* begin INPUT FOR THIS TASK *
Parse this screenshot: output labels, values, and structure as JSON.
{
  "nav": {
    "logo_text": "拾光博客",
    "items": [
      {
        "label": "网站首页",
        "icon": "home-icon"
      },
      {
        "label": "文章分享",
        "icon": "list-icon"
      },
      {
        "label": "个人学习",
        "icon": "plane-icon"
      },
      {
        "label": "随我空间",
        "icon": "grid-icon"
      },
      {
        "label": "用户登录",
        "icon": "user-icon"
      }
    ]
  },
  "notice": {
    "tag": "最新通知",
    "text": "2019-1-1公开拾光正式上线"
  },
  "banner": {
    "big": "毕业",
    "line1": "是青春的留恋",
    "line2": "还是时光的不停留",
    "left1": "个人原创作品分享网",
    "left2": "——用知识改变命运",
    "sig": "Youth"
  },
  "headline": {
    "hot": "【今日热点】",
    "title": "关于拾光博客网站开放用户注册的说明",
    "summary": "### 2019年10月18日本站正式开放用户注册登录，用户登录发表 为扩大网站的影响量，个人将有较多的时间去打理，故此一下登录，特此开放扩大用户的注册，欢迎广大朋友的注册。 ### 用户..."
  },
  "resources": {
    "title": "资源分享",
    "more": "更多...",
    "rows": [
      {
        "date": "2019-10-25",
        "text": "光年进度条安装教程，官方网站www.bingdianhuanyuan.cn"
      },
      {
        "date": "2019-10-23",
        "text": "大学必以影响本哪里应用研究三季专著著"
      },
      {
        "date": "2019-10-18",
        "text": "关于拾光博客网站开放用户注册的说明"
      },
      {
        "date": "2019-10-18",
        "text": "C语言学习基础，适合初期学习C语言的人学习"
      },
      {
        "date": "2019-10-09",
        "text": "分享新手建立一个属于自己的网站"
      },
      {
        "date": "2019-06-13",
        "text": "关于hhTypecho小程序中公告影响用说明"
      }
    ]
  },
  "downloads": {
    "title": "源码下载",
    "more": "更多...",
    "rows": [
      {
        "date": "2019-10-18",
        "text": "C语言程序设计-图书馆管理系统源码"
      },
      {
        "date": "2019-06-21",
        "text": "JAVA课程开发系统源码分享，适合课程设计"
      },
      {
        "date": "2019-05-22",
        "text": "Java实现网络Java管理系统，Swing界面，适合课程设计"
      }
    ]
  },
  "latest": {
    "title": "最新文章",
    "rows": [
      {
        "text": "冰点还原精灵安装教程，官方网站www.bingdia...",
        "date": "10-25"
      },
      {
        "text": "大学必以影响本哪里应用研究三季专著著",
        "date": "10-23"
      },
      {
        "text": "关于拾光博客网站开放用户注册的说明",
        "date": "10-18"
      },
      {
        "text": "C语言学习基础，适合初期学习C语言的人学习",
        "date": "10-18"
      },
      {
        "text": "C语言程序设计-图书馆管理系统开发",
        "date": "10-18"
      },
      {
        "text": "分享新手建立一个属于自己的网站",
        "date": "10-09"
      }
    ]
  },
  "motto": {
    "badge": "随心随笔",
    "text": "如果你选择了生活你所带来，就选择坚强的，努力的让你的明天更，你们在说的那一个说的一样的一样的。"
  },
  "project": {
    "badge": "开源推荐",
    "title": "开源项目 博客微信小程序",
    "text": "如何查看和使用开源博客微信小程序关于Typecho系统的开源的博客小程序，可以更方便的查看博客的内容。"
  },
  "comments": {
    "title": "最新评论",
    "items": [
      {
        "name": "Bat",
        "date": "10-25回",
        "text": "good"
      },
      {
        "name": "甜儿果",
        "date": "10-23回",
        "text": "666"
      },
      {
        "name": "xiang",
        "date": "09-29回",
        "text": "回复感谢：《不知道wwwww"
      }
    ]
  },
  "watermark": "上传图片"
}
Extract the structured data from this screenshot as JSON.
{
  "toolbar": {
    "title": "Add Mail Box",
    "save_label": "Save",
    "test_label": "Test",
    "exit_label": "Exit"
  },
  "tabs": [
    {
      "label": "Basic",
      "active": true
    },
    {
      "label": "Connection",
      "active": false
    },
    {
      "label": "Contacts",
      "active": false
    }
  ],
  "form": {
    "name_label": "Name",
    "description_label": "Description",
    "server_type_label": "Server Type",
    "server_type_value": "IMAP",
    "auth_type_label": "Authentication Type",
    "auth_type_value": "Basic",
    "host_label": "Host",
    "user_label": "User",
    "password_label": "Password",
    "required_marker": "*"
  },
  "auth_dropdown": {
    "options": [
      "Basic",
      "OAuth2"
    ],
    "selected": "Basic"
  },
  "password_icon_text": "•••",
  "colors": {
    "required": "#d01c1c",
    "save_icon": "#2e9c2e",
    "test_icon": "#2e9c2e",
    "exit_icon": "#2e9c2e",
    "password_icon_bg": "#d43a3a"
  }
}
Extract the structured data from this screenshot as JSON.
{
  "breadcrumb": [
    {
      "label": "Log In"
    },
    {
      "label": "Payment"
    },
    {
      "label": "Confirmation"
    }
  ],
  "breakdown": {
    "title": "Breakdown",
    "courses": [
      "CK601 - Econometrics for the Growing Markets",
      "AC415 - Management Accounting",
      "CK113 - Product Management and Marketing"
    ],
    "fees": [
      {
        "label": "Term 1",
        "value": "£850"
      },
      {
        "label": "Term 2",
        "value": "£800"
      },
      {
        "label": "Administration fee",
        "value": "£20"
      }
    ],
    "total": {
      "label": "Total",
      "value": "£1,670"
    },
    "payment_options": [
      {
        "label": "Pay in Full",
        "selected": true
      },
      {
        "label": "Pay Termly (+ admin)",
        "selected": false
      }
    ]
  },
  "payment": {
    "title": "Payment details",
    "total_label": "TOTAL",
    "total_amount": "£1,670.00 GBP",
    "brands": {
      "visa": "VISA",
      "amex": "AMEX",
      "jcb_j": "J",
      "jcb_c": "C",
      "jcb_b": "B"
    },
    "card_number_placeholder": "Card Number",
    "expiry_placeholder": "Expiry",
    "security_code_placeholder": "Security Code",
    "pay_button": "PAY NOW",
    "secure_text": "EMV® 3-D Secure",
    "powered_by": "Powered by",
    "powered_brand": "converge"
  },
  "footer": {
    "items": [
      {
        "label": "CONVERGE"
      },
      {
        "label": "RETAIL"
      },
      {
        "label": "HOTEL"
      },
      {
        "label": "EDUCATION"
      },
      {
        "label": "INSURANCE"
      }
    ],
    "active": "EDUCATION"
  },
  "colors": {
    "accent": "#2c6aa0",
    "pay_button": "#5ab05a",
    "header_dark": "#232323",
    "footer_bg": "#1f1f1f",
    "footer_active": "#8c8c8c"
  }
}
* end INPUT FOR THIS TASK *
- **PROBLEM REQUIREMENTS**
Please repeat the listing exactly, with nothing left out.

- **OUTPUT OF THE EXERCISE**
Parse this screenshot: output labels, values, and structure as JSON.
{
  "nav": {
    "logo_text": "拾光博客",
    "items": [
      {
        "label": "网站首页",
        "icon": "home-icon"
      },
      {
        "label": "文章分享",
        "icon": "list-icon"
      },
      {
        "label": "个人学习",
        "icon": "plane-icon"
      },
      {
        "label": "随我空间",
        "icon": "grid-icon"
      },
      {
        "label": "用户登录",
        "icon": "user-icon"
      }
    ]
  },
  "notice": {
    "tag": "最新通知",
    "text": "2019-1-1公开拾光正式上线"
  },
  "banner": {
    "big": "毕业",
    "line1": "是青春的留恋",
    "line2": "还是时光的不停留",
    "left1": "个人原创作品分享网",
    "left2": "——用知识改变命运",
    "sig": "Youth"
  },
  "headline": {
    "hot": "【今日热点】",
    "title": "关于拾光博客网站开放用户注册的说明",
    "summary": "### 2019年10月18日本站正式开放用户注册登录，用户登录发表 为扩大网站的影响量，个人将有较多的时间去打理，故此一下登录，特此开放扩大用户的注册，欢迎广大朋友的注册。 ### 用户..."
  },
  "resources": {
    "title": "资源分享",
    "more": "更多...",
    "rows": [
      {
        "date": "2019-10-25",
        "text": "光年进度条安装教程，官方网站www.bingdianhuanyuan.cn"
      },
      {
        "date": "2019-10-23",
        "text": "大学必以影响本哪里应用研究三季专著著"
      },
      {
        "date": "2019-10-18",
        "text": "关于拾光博客网站开放用户注册的说明"
      },
      {
        "date": "2019-10-18",
        "text": "C语言学习基础，适合初期学习C语言的人学习"
      },
      {
        "date": "2019-10-09",
        "text": "分享新手建立一个属于自己的网站"
      },
      {
        "date": "2019-06-13",
        "text": "关于hhTypecho小程序中公告影响用说明"
      }
    ]
  },
  "downloads": {
    "title": "源码下载",
    "more": "更多...",
    "rows": [
      {
        "date": "2019-10-18",
        "text": "C语言程序设计-图书馆管理系统源码"
      },
      {
        "date": "2019-06-21",
        "text": "JAVA课程开发系统源码分享，适合课程设计"
      },
      {
        "date": "2019-05-22",
        "text": "Java实现网络Java管理系统，Swing界面，适合课程设计"
      }
    ]
  },
  "latest": {
    "title": "最新文章",
    "rows": [
      {
        "text": "冰点还原精灵安装教程，官方网站www.bingdia...",
        "date": "10-25"
      },
      {
        "text": "大学必以影响本哪里应用研究三季专著著",
        "date": "10-23"
      },
      {
        "text": "关于拾光博客网站开放用户注册的说明",
        "date": "10-18"
      },
      {
        "text": "C语言学习基础，适合初期学习C语言的人学习",
        "date": "10-18"
      },
      {
        "text": "C语言程序设计-图书馆管理系统开发",
        "date": "10-18"
      },
      {
        "text": "分享新手建立一个属于自己的网站",
        "date": "10-09"
      }
    ]
  },
  "motto": {
    "badge": "随心随笔",
    "text": "如果你选择了生活你所带来，就选择坚强的，努力的让你的明天更，你们在说的那一个说的一样的一样的。"
  },
  "project": {
    "badge": "开源推荐",
    "title": "开源项目 博客微信小程序",
    "text": "如何查看和使用开源博客微信小程序关于Typecho系统的开源的博客小程序，可以更方便的查看博客的内容。"
  },
  "comments": {
    "title": "最新评论",
    "items": [
      {
        "name": "Bat",
        "date": "10-25回",
        "text": "good"
      },
      {
        "name": "甜儿果",
        "date": "10-23回",
        "text": "666"
      },
      {
        "name": "xiang",
        "date": "09-29回",
        "text": "回复感谢：《不知道wwwww"
      }
    ]
  },
  "watermark": "上传图片"
}
Extract the structured data from this screenshot as JSON.
{
  "toolbar": {
    "title": "Add Mail Box",
    "save_label": "Save",
    "test_label": "Test",
    "exit_label": "Exit"
  },
  "tabs": [
    {
      "label": "Basic",
      "active": true
    },
    {
      "label": "Connection",
      "active": false
    },
    {
      "label": "Contacts",
      "active": false
    }
  ],
  "form": {
    "name_label": "Name",
    "description_label": "Description",
    "server_type_label": "Server Type",
    "server_type_value": "IMAP",
    "auth_type_label": "Authentication Type",
    "auth_type_value": "Basic",
    "host_label": "Host",
    "user_label": "User",
    "password_label": "Password",
    "required_marker": "*"
  },
  "auth_dropdown": {
    "options": [
      "Basic",
      "OAuth2"
    ],
    "selected": "Basic"
  },
  "password_icon_text": "•••",
  "colors": {
    "required": "#d01c1c",
    "save_icon": "#2e9c2e",
    "test_icon": "#2e9c2e",
    "exit_icon": "#2e9c2e",
    "password_icon_bg": "#d43a3a"
  }
}
Extract the structured data from this screenshot as JSON.
{
  "breadcrumb": [
    {
      "label": "Log In"
    },
    {
      "label": "Payment"
    },
    {
      "label": "Confirmation"
    }
  ],
  "breakdown": {
    "title": "Breakdown",
    "courses": [
      "CK601 - Econometrics for the Growing Markets",
      "AC415 - Management Accounting",
      "CK113 - Product Management and Marketing"
    ],
    "fees": [
      {
        "label": "Term 1",
        "value": "£850"
      },
      {
        "label": "Term 2",
        "value": "£800"
      },
      {
        "label": "Administration fee",
        "value": "£20"
      }
    ],
    "total": {
      "label": "Total",
      "value": "£1,670"
    },
    "payment_options": [
      {
        "label": "Pay in Full",
        "selected": true
      },
      {
        "label": "Pay Termly (+ admin)",
        "selected": false
      }
    ]
  },
  "payment": {
    "title": "Payment details",
    "total_label": "TOTAL",
    "total_amount": "£1,670.00 GBP",
    "brands": {
      "visa": "VISA",
      "amex": "AMEX",
      "jcb_j": "J",
      "jcb_c": "C",
      "jcb_b": "B"
    },
    "card_number_placeholder": "Card Number",
    "expiry_placeholder": "Expiry",
    "security_code_placeholder": "Security Code",
    "pay_button": "PAY NOW",
    "secure_text": "EMV® 3-D Secure",
    "powered_by": "Powered by",
    "powered_brand": "converge"
  },
  "footer": {
    "items": [
      {
        "label": "CONVERGE"
      },
      {
        "label": "RETAIL"
      },
      {
        "label": "HOTEL"
      },
      {
        "label": "EDUCATION"
      },
      {
        "label": "INSURANCE"
      }
    ],
    "active": "EDUCATION"
  },
  "colors": {
    "accent": "#2c6aa0",
    "pay_button": "#5ab05a",
    "header_dark": "#232323",
    "footer_bg": "#1f1f1f",
    "footer_active": "#8c8c8c"
  }
}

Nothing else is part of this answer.